### Recorded data
....

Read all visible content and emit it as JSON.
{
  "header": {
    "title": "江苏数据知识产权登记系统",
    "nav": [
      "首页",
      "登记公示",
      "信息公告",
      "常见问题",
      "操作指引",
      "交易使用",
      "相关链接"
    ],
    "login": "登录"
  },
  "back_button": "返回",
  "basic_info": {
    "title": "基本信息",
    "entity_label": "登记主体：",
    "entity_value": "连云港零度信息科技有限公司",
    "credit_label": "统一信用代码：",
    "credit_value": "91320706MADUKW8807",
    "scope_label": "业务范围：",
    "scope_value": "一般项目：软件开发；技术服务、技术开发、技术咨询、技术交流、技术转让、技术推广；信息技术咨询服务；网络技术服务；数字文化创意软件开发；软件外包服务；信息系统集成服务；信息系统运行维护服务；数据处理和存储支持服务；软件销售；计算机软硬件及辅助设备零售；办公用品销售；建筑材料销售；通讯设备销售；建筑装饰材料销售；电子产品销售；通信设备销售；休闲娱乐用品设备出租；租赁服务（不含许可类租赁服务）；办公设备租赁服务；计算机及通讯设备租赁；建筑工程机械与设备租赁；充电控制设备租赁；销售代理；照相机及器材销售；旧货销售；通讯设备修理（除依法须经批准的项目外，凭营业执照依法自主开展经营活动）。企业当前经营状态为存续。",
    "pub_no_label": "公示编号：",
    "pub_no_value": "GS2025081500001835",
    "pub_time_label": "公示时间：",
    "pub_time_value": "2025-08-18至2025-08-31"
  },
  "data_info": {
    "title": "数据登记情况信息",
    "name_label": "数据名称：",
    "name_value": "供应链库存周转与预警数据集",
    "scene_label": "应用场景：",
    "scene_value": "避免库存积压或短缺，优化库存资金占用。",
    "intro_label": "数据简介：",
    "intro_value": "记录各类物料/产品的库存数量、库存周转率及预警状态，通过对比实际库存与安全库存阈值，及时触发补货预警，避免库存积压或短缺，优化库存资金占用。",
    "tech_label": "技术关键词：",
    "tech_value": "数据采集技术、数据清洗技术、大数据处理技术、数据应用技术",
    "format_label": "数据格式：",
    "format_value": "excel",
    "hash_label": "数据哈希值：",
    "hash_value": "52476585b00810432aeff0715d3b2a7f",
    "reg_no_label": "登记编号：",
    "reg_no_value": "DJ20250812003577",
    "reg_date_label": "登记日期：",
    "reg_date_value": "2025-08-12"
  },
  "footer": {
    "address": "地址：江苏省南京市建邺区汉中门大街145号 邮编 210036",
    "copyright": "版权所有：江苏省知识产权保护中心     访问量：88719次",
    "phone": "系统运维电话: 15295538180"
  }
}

....

### Work to do
Produce a verbatim transcription of the entries above.

### Finished answer
Read all visible content and emit it as JSON.
{
  "header": {
    "title": "江苏数据知识产权登记系统",
    "nav": [
      "首页",
      "登记公示",
      "信息公告",
      "常见问题",
      "操作指引",
      "交易使用",
      "相关链接"
    ],
    "login": "登录"
  },
  "back_button": "返回",
  "basic_info": {
    "title": "基本信息",
    "entity_label": "登记主体：",
    "entity_value": "连云港零度信息科技有限公司",
    "credit_label": "统一信用代码：",
    "credit_value": "91320706MADUKW8807",
    "scope_label": "业务范围：",
    "scope_value": "一般项目：软件开发；技术服务、技术开发、技术咨询、技术交流、技术转让、技术推广；信息技术咨询服务；网络技术服务；数字文化创意软件开发；软件外包服务；信息系统集成服务；信息系统运行维护服务；数据处理和存储支持服务；软件销售；计算机软硬件及辅助设备零售；办公用品销售；建筑材料销售；通讯设备销售；建筑装饰材料销售；电子产品销售；通信设备销售；休闲娱乐用品设备出租；租赁服务（不含许可类租赁服务）；办公设备租赁服务；计算机及通讯设备租赁；建筑工程机械与设备租赁；充电控制设备租赁；销售代理；照相机及器材销售；旧货销售；通讯设备修理（除依法须经批准的项目外，凭营业执照依法自主开展经营活动）。企业当前经营状态为存续。",
    "pub_no_label": "公示编号：",
    "pub_no_value": "GS2025081500001835",
    "pub_time_label": "公示时间：",
    "pub_time_value": "2025-08-18至2025-08-31"
  },
  "data_info": {
    "title": "数据登记情况信息",
    "name_label": "数据名称：",
    "name_value": "供应链库存周转与预警数据集",
    "scene_label": "应用场景：",
    "scene_value": "避免库存积压或短缺，优化库存资金占用。",
    "intro_label": "数据简介：",
    "intro_value": "记录各类物料/产品的库存数量、库存周转率及预警状态，通过对比实际库存与安全库存阈值，及时触发补货预警，避免库存积压或短缺，优化库存资金占用。",
    "tech_label": "技术关键词：",
    "tech_value": "数据采集技术、数据清洗技术、大数据处理技术、数据应用技术",
    "format_label": "数据格式：",
    "format_value": "excel",
    "hash_label": "数据哈希值：",
    "hash_value": "52476585b00810432aeff0715d3b2a7f",
    "reg_no_label": "登记编号：",
    "reg_no_value": "DJ20250812003577",
    "reg_date_label": "登记日期：",
    "reg_date_value": "2025-08-12"
  },
  "footer": {
    "address": "地址：江苏省南京市建邺区汉中门大街145号 邮编 210036",
    "copyright": "版权所有：江苏省知识产权保护中心     访问量：88719次",
    "phone": "系统运维电话: 15295538180"
  }
}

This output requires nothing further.